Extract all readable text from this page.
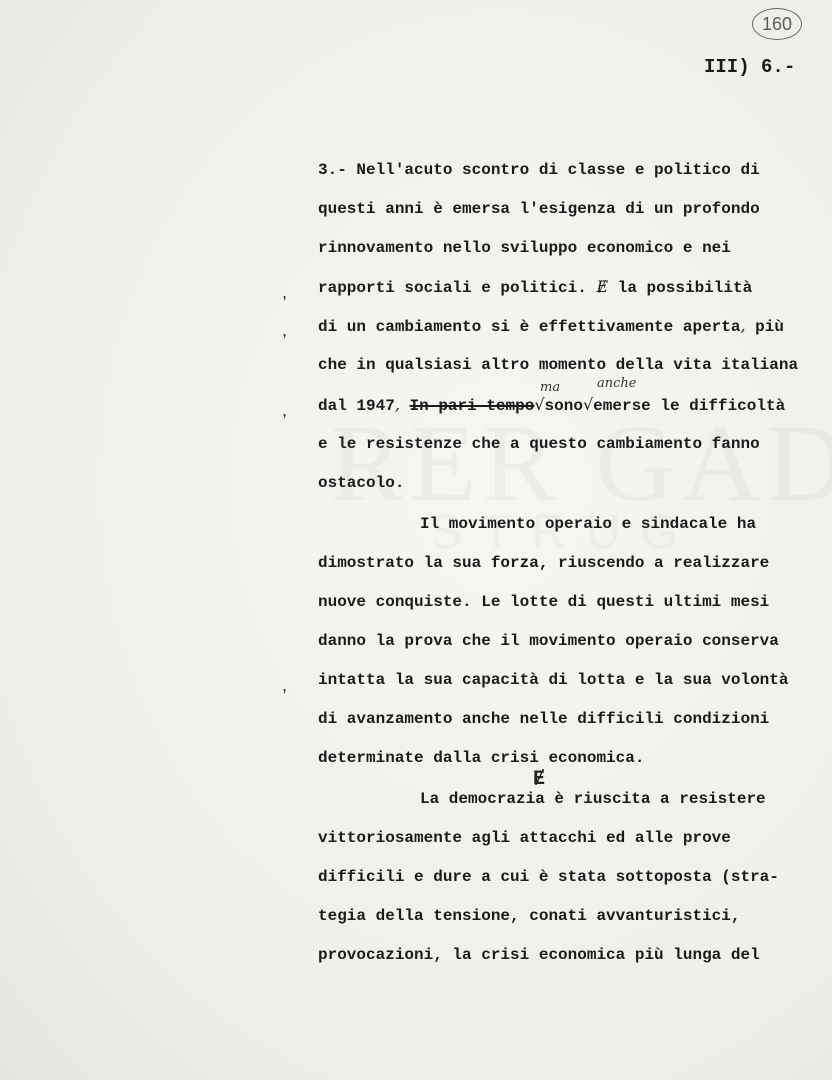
160
III) 6.-
3.- Nell'acuto scontro di classe e politico di
questi anni è emersa l'esigenza di un profondo
rinnovamento nello sviluppo economico e nei
, rapporti sociali e politici. Ɇ la possibilità
, di un cambiamento si è effettivamente aperta, più
che in qualsiasi altro momento della vita italiana
ma	anche
, dal 1947, In pari tempo√sono√emerse le difficoltà
e le resistenze che a questo cambiamento fanno
ostacolo.
Il movimento operaio e sindacale ha
dimostrato la sua forza, riuscendo a realizzare
nuove conquiste. Le lotte di questi ultimi mesi
danno la prova che il movimento operaio conserva
, intatta la sua capacità di lotta e la sua volontà
di avanzamento anche nelle difficili condizioni
determinate dalla crisi economica.
Ɇ
La democrazia è riuscita a resistere
vittoriosamente agli attacchi ed alle prove
difficili e dure a cui è stata sottoposta (stra-
tegia della tensione, conati avvanturistici,
provocazioni, la crisi economica più lunga del
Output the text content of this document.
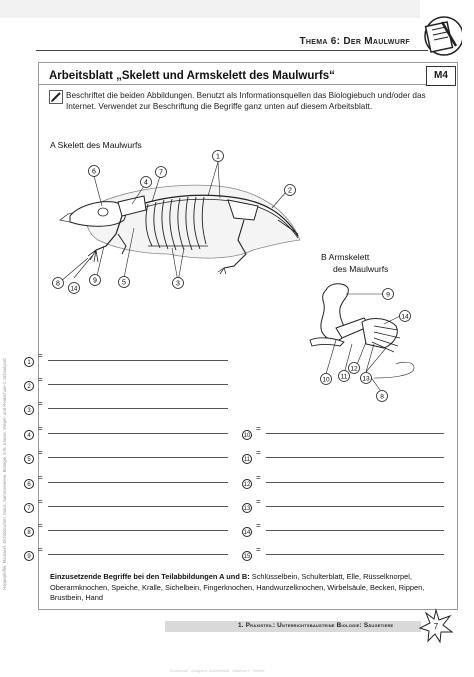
Thema 6: Der Maulwurf
Arbeitsblatt „Skelett und Armskelett des Maulwurfs“	M4
Beschriftet die beiden Abbildungen. Benutzt als Informationsquellen das Biologiebuch und/oder das Internet. Verwendet zur Beschriftung die Begriffe ganz unten auf diesem Arbeitsblatt.
A Skelett des Maulwurfs
1
2
3
4
5
6	7
8	9
14
B Armskelett
des Maulwurfs
9
14
10 11
12
13
8
1
=
2
=
3
=
4
=
5
=
6
=
7
=
8
=
9
=
10
=
11
=
12
=
13
=
14
=
15
=
Einzusetzende Begriffe bei den Teilabbildungen A und B: Schlüsselbein, Schulterblatt, Elle, Rüsselknorpel, Oberarmknochen, Speiche, Kralle, Sichelbein, Fingerknochen, Handwurzelknochen, Wirbelsäule, Becken, Rippen, Brustbein, Hand
1. Praxisteil: Unterrichtsbausteine Biologie: Säugetiere	7
Hoppepfeffel, Maulwurf, Eichhörnchen, Maus, Sommerwiese, Biologie, 5./6. Klasse, Wegel- und Realschule © Schoolyard
Download · Ausgabe: Arbeitsblatt · Maulwurf · Skelett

> WRITTEN TASK:
Copy each line exactly, and leave the pictures out of your copy.

> THE RESPONSE:
Extract all readable text from this page.
160
III) 6.-
3.- Nell'acuto scontro di classe e politico di
questi anni è emersa l'esigenza di un profondo
rinnovamento nello sviluppo economico e nei
, rapporti sociali e politici. Ɇ la possibilità
, di un cambiamento si è effettivamente aperta, più
che in qualsiasi altro momento della vita italiana
ma	anche
, dal 1947, In pari tempo√sono√emerse le difficoltà
e le resistenze che a questo cambiamento fanno
ostacolo.
Il movimento operaio e sindacale ha
dimostrato la sua forza, riuscendo a realizzare
nuove conquiste. Le lotte di questi ultimi mesi
danno la prova che il movimento operaio conserva
, intatta la sua capacità di lotta e la sua volontà
di avanzamento anche nelle difficili condizioni
determinate dalla crisi economica.
Ɇ
La democrazia è riuscita a resistere
vittoriosamente agli attacchi ed alle prove
difficili e dure a cui è stata sottoposta (stra-
tegia della tensione, conati avvanturistici,
provocazioni, la crisi economica più lunga del
Output the text content of this document.
Thema 6: Der Maulwurf
Arbeitsblatt „Skelett und Armskelett des Maulwurfs“	M4
Beschriftet die beiden Abbildungen. Benutzt als Informationsquellen das Biologiebuch und/oder das Internet. Verwendet zur Beschriftung die Begriffe ganz unten auf diesem Arbeitsblatt.
A Skelett des Maulwurfs
1
2
3
4
5
6	7
8	9
14
B Armskelett
des Maulwurfs
9
14
10 11
12
13
8
1
=
2
=
3
=
4
=
5
=
6
=
7
=
8
=
9
=
10
=
11
=
12
=
13
=
14
=
15
=
Einzusetzende Begriffe bei den Teilabbildungen A und B: Schlüsselbein, Schulterblatt, Elle, Rüsselknorpel, Oberarmknochen, Speiche, Kralle, Sichelbein, Fingerknochen, Handwurzelknochen, Wirbelsäule, Becken, Rippen, Brustbein, Hand
1. Praxisteil: Unterrichtsbausteine Biologie: Säugetiere	7
Hoppepfeffel, Maulwurf, Eichhörnchen, Maus, Sommerwiese, Biologie, 5./6. Klasse, Wegel- und Realschule © Schoolyard
Download · Ausgabe: Arbeitsblatt · Maulwurf · Skelett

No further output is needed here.